[BEGIN Listing]

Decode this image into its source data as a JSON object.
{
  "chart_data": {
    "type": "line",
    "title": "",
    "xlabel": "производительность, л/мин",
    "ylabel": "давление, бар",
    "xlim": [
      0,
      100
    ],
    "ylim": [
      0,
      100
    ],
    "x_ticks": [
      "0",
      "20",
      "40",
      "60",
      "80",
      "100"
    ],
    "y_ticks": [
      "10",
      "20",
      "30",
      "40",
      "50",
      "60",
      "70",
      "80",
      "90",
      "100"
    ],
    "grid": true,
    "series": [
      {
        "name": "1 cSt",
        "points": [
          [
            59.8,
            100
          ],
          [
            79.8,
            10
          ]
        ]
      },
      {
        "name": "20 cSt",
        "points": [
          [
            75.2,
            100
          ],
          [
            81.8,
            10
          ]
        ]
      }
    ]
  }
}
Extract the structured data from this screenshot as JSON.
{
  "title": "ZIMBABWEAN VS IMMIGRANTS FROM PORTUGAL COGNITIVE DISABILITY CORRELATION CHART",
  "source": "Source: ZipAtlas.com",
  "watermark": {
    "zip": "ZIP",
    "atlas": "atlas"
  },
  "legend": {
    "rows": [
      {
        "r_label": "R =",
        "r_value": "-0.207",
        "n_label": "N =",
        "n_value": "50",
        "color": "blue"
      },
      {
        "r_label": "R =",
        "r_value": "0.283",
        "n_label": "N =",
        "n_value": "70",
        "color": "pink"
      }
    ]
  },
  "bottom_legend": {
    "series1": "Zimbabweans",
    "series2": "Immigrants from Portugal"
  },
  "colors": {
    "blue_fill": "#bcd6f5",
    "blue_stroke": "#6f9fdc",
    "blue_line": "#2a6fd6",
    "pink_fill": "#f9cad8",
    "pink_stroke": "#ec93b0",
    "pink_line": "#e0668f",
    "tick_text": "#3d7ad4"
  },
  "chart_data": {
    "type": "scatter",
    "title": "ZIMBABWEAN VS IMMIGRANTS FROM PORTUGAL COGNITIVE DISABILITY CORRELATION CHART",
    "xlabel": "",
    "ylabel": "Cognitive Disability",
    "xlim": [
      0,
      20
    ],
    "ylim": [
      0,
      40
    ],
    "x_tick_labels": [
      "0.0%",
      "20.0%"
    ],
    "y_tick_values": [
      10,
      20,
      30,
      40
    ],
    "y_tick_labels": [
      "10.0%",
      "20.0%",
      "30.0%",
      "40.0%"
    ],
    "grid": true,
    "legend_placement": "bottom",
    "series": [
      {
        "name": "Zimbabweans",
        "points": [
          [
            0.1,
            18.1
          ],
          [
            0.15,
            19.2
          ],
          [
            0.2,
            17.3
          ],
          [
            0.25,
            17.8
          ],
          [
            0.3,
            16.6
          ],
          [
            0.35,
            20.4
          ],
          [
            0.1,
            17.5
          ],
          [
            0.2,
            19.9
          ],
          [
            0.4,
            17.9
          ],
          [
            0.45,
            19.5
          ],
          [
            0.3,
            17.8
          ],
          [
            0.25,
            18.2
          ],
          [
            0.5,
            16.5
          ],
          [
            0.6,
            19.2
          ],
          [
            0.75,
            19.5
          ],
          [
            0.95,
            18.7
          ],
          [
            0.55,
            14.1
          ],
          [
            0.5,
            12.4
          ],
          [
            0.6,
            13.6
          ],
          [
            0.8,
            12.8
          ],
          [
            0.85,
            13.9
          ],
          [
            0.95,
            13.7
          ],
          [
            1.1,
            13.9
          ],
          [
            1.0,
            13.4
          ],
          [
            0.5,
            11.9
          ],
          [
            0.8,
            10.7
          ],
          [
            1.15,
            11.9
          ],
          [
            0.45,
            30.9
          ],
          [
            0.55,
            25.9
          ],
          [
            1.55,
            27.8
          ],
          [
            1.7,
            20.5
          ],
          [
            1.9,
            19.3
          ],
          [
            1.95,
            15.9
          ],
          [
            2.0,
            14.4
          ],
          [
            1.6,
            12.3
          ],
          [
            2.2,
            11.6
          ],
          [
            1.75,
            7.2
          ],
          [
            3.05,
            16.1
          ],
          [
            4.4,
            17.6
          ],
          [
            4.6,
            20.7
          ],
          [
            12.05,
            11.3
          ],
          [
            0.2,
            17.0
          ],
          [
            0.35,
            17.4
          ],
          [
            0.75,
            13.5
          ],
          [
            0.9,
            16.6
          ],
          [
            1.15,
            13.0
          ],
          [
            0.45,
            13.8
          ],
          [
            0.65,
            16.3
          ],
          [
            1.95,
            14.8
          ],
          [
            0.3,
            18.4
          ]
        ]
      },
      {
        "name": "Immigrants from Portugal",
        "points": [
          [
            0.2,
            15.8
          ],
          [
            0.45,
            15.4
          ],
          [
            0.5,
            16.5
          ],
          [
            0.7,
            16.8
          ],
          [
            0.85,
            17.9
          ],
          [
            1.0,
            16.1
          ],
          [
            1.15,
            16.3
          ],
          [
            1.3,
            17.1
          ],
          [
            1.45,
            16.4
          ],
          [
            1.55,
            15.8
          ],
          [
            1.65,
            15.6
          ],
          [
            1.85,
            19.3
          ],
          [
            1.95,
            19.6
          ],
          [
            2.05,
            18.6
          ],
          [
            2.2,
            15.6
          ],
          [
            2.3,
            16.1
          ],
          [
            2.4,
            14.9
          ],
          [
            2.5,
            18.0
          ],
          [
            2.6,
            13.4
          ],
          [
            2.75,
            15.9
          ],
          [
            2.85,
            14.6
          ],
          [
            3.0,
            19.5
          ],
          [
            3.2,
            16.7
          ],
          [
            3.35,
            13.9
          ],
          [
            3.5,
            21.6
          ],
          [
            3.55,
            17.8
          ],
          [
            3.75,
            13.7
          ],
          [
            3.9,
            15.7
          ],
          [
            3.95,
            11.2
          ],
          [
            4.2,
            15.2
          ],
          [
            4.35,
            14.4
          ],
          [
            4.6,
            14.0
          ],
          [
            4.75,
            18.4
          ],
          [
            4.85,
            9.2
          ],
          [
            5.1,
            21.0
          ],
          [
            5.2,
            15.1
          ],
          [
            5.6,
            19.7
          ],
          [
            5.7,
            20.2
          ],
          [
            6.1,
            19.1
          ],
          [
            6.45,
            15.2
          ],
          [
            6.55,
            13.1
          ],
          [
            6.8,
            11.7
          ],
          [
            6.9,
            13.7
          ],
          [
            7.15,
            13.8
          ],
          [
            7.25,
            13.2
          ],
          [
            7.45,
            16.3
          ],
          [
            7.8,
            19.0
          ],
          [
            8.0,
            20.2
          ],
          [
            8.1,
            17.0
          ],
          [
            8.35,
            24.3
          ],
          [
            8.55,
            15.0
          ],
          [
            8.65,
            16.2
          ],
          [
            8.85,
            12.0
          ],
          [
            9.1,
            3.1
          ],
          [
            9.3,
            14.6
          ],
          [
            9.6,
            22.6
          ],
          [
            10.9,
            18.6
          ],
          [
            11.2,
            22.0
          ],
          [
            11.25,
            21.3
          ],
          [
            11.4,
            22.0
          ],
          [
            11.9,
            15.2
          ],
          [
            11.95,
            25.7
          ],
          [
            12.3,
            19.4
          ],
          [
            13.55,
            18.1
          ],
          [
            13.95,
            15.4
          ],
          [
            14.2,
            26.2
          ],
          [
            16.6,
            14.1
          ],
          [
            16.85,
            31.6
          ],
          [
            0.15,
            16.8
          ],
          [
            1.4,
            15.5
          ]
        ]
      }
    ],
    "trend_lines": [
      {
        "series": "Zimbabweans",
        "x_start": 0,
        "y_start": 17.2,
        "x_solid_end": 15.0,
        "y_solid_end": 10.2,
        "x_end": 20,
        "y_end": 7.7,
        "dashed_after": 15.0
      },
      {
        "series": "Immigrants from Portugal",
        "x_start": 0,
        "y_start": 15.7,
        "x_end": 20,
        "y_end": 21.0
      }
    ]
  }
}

[END Listing]

How many lines of the data hold the string "name"? Reply with the number alone.

4